[START]
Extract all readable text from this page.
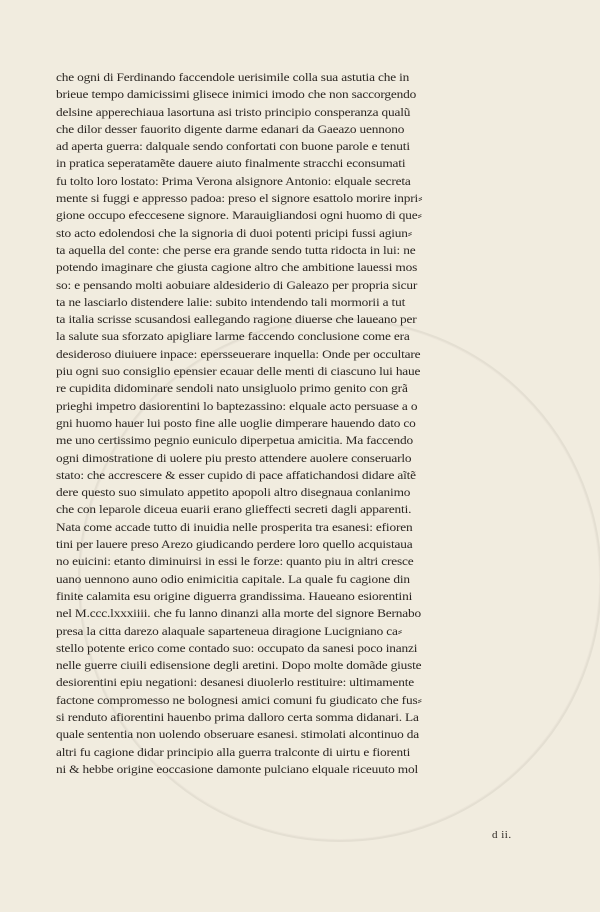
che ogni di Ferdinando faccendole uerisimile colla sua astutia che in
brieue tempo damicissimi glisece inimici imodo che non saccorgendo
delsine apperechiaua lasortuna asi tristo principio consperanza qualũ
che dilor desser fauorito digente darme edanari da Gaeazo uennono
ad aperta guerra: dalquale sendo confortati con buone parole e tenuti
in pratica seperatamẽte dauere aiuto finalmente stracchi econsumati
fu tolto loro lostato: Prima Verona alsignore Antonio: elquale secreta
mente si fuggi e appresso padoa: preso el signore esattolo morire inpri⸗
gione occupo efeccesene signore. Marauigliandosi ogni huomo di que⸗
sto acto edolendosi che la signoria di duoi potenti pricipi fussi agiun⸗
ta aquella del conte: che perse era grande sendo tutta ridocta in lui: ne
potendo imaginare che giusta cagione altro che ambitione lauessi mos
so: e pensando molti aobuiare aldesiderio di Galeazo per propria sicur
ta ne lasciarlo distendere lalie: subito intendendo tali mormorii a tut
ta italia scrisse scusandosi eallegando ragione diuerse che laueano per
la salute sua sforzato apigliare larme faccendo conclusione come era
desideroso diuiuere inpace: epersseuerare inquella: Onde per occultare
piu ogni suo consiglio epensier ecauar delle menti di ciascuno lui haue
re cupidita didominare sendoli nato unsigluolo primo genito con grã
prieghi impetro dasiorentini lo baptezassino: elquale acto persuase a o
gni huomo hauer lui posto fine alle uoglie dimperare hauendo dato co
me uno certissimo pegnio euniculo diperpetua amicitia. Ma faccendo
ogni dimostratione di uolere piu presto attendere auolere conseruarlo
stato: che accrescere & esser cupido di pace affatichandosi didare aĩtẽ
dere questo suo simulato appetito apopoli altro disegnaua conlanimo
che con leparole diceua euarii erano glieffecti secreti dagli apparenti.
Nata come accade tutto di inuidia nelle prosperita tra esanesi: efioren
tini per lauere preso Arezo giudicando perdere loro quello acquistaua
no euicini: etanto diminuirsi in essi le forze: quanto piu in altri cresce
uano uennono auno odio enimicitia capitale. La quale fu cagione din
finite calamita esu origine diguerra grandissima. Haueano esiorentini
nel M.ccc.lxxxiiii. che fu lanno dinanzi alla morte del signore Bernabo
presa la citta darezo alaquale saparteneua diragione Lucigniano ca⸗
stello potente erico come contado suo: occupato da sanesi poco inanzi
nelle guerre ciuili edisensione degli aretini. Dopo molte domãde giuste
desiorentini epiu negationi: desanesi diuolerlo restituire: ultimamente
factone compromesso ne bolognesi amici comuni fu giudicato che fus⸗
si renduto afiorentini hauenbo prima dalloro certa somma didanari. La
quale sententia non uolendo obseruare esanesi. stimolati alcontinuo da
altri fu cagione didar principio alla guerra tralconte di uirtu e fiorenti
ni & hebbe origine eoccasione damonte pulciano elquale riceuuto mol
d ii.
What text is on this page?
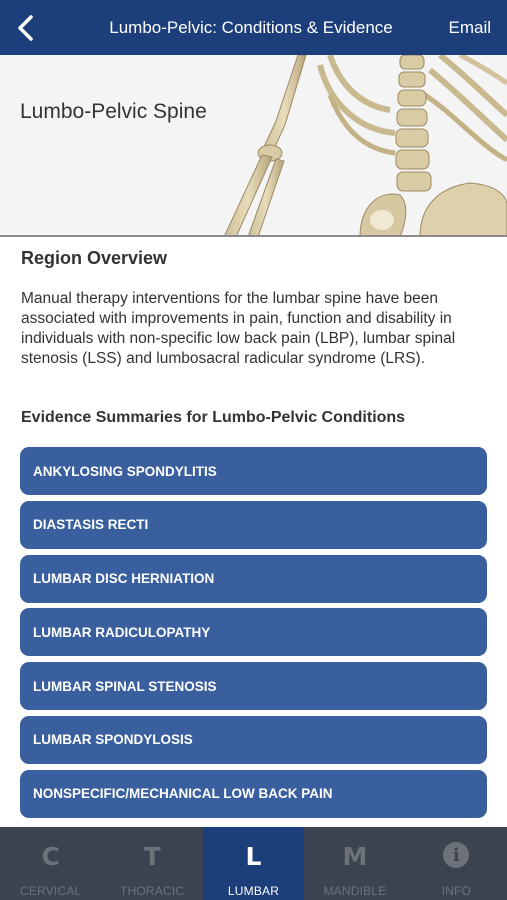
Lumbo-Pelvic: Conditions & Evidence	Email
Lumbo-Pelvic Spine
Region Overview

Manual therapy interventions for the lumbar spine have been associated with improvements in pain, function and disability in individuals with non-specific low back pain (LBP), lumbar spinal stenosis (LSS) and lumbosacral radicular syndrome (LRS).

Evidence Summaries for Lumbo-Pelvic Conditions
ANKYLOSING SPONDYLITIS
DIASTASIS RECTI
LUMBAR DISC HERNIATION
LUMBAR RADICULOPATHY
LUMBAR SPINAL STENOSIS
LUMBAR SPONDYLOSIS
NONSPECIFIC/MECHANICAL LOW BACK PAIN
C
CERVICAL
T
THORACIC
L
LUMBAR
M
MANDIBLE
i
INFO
[END]
Exercise ::
Retype each entry precisely. Skip images entirely.

Finished answer ::
Extract all readable text from this page.
che ogni di Ferdinando faccendole uerisimile colla sua astutia che in
brieue tempo damicissimi glisece inimici imodo che non saccorgendo
delsine apperechiaua lasortuna asi tristo principio consperanza qualũ
che dilor desser fauorito digente darme edanari da Gaeazo uennono
ad aperta guerra: dalquale sendo confortati con buone parole e tenuti
in pratica seperatamẽte dauere aiuto finalmente stracchi econsumati
fu tolto loro lostato: Prima Verona alsignore Antonio: elquale secreta
mente si fuggi e appresso padoa: preso el signore esattolo morire inpri⸗
gione occupo efeccesene signore. Marauigliandosi ogni huomo di que⸗
sto acto edolendosi che la signoria di duoi potenti pricipi fussi agiun⸗
ta aquella del conte: che perse era grande sendo tutta ridocta in lui: ne
potendo imaginare che giusta cagione altro che ambitione lauessi mos
so: e pensando molti aobuiare aldesiderio di Galeazo per propria sicur
ta ne lasciarlo distendere lalie: subito intendendo tali mormorii a tut
ta italia scrisse scusandosi eallegando ragione diuerse che laueano per
la salute sua sforzato apigliare larme faccendo conclusione come era
desideroso diuiuere inpace: epersseuerare inquella: Onde per occultare
piu ogni suo consiglio epensier ecauar delle menti di ciascuno lui haue
re cupidita didominare sendoli nato unsigluolo primo genito con grã
prieghi impetro dasiorentini lo baptezassino: elquale acto persuase a o
gni huomo hauer lui posto fine alle uoglie dimperare hauendo dato co
me uno certissimo pegnio euniculo diperpetua amicitia. Ma faccendo
ogni dimostratione di uolere piu presto attendere auolere conseruarlo
stato: che accrescere & esser cupido di pace affatichandosi didare aĩtẽ
dere questo suo simulato appetito apopoli altro disegnaua conlanimo
che con leparole diceua euarii erano glieffecti secreti dagli apparenti.
Nata come accade tutto di inuidia nelle prosperita tra esanesi: efioren
tini per lauere preso Arezo giudicando perdere loro quello acquistaua
no euicini: etanto diminuirsi in essi le forze: quanto piu in altri cresce
uano uennono auno odio enimicitia capitale. La quale fu cagione din
finite calamita esu origine diguerra grandissima. Haueano esiorentini
nel M.ccc.lxxxiiii. che fu lanno dinanzi alla morte del signore Bernabo
presa la citta darezo alaquale saparteneua diragione Lucigniano ca⸗
stello potente erico come contado suo: occupato da sanesi poco inanzi
nelle guerre ciuili edisensione degli aretini. Dopo molte domãde giuste
desiorentini epiu negationi: desanesi diuolerlo restituire: ultimamente
factone compromesso ne bolognesi amici comuni fu giudicato che fus⸗
si renduto afiorentini hauenbo prima dalloro certa somma didanari. La
quale sententia non uolendo obseruare esanesi. stimolati alcontinuo da
altri fu cagione didar principio alla guerra tralconte di uirtu e fiorenti
ni & hebbe origine eoccasione damonte pulciano elquale riceuuto mol
d ii.
What text is on this page?
Lumbo-Pelvic: Conditions & Evidence	Email
Lumbo-Pelvic Spine
Region Overview

Manual therapy interventions for the lumbar spine have been associated with improvements in pain, function and disability in individuals with non-specific low back pain (LBP), lumbar spinal stenosis (LSS) and lumbosacral radicular syndrome (LRS).

Evidence Summaries for Lumbo-Pelvic Conditions
ANKYLOSING SPONDYLITIS
DIASTASIS RECTI
LUMBAR DISC HERNIATION
LUMBAR RADICULOPATHY
LUMBAR SPINAL STENOSIS
LUMBAR SPONDYLOSIS
NONSPECIFIC/MECHANICAL LOW BACK PAIN
C
CERVICAL
T
THORACIC
L
LUMBAR
M
MANDIBLE
i
INFO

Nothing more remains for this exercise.